Task to carry out – Each line that follows is to be retyped exactly.

Stored data –
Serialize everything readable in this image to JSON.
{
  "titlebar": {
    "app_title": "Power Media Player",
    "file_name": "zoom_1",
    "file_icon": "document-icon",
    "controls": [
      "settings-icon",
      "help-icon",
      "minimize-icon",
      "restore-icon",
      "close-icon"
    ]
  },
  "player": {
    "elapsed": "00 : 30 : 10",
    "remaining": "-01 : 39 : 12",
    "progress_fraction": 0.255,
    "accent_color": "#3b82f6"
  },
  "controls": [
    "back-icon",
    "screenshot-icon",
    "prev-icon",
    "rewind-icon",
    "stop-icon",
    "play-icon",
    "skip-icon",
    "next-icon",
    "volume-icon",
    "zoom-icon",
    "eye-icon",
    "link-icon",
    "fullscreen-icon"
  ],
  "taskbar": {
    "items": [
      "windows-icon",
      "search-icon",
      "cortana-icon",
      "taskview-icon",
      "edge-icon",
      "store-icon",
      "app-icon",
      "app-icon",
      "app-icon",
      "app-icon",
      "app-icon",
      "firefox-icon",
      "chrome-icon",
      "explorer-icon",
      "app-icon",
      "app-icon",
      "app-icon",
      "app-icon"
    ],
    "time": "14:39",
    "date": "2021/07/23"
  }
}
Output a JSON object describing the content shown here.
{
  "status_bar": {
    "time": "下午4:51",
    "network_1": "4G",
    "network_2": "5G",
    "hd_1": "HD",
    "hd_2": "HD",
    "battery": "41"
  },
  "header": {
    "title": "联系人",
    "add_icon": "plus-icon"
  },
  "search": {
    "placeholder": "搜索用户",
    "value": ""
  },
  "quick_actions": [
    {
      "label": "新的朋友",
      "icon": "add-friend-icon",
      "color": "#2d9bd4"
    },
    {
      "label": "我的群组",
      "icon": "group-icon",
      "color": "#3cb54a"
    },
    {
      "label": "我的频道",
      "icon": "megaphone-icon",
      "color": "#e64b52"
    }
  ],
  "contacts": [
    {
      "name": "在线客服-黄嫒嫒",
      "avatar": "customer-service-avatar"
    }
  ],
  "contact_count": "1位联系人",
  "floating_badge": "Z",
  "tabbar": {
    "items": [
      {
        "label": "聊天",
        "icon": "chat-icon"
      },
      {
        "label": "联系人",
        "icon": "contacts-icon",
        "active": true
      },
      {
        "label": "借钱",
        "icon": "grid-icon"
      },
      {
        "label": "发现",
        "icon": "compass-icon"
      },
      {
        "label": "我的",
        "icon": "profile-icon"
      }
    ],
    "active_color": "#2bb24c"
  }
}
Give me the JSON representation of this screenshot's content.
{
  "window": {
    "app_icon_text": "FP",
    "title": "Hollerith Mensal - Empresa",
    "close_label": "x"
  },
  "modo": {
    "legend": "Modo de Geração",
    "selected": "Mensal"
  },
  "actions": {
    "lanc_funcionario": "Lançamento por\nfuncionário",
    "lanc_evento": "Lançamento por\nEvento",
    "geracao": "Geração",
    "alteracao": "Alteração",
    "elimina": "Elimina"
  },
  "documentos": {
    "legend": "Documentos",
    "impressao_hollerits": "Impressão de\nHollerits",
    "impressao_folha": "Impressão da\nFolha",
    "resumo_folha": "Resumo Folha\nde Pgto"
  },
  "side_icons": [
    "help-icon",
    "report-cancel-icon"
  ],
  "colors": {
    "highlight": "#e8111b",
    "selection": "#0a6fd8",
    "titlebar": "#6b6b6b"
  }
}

Written response –
Serialize everything readable in this image to JSON.
{
  "titlebar": {
    "app_title": "Power Media Player",
    "file_name": "zoom_1",
    "file_icon": "document-icon",
    "controls": [
      "settings-icon",
      "help-icon",
      "minimize-icon",
      "restore-icon",
      "close-icon"
    ]
  },
  "player": {
    "elapsed": "00 : 30 : 10",
    "remaining": "-01 : 39 : 12",
    "progress_fraction": 0.255,
    "accent_color": "#3b82f6"
  },
  "controls": [
    "back-icon",
    "screenshot-icon",
    "prev-icon",
    "rewind-icon",
    "stop-icon",
    "play-icon",
    "skip-icon",
    "next-icon",
    "volume-icon",
    "zoom-icon",
    "eye-icon",
    "link-icon",
    "fullscreen-icon"
  ],
  "taskbar": {
    "items": [
      "windows-icon",
      "search-icon",
      "cortana-icon",
      "taskview-icon",
      "edge-icon",
      "store-icon",
      "app-icon",
      "app-icon",
      "app-icon",
      "app-icon",
      "app-icon",
      "firefox-icon",
      "chrome-icon",
      "explorer-icon",
      "app-icon",
      "app-icon",
      "app-icon",
      "app-icon"
    ],
    "time": "14:39",
    "date": "2021/07/23"
  }
}
Output a JSON object describing the content shown here.
{
  "status_bar": {
    "time": "下午4:51",
    "network_1": "4G",
    "network_2": "5G",
    "hd_1": "HD",
    "hd_2": "HD",
    "battery": "41"
  },
  "header": {
    "title": "联系人",
    "add_icon": "plus-icon"
  },
  "search": {
    "placeholder": "搜索用户",
    "value": ""
  },
  "quick_actions": [
    {
      "label": "新的朋友",
      "icon": "add-friend-icon",
      "color": "#2d9bd4"
    },
    {
      "label": "我的群组",
      "icon": "group-icon",
      "color": "#3cb54a"
    },
    {
      "label": "我的频道",
      "icon": "megaphone-icon",
      "color": "#e64b52"
    }
  ],
  "contacts": [
    {
      "name": "在线客服-黄嫒嫒",
      "avatar": "customer-service-avatar"
    }
  ],
  "contact_count": "1位联系人",
  "floating_badge": "Z",
  "tabbar": {
    "items": [
      {
        "label": "聊天",
        "icon": "chat-icon"
      },
      {
        "label": "联系人",
        "icon": "contacts-icon",
        "active": true
      },
      {
        "label": "借钱",
        "icon": "grid-icon"
      },
      {
        "label": "发现",
        "icon": "compass-icon"
      },
      {
        "label": "我的",
        "icon": "profile-icon"
      }
    ],
    "active_color": "#2bb24c"
  }
}
Give me the JSON representation of this screenshot's content.
{
  "window": {
    "app_icon_text": "FP",
    "title": "Hollerith Mensal - Empresa",
    "close_label": "x"
  },
  "modo": {
    "legend": "Modo de Geração",
    "selected": "Mensal"
  },
  "actions": {
    "lanc_funcionario": "Lançamento por\nfuncionário",
    "lanc_evento": "Lançamento por\nEvento",
    "geracao": "Geração",
    "alteracao": "Alteração",
    "elimina": "Elimina"
  },
  "documentos": {
    "legend": "Documentos",
    "impressao_hollerits": "Impressão de\nHollerits",
    "impressao_folha": "Impressão da\nFolha",
    "resumo_folha": "Resumo Folha\nde Pgto"
  },
  "side_icons": [
    "help-icon",
    "report-cancel-icon"
  ],
  "colors": {
    "highlight": "#e8111b",
    "selection": "#0a6fd8",
    "titlebar": "#6b6b6b"
  }
}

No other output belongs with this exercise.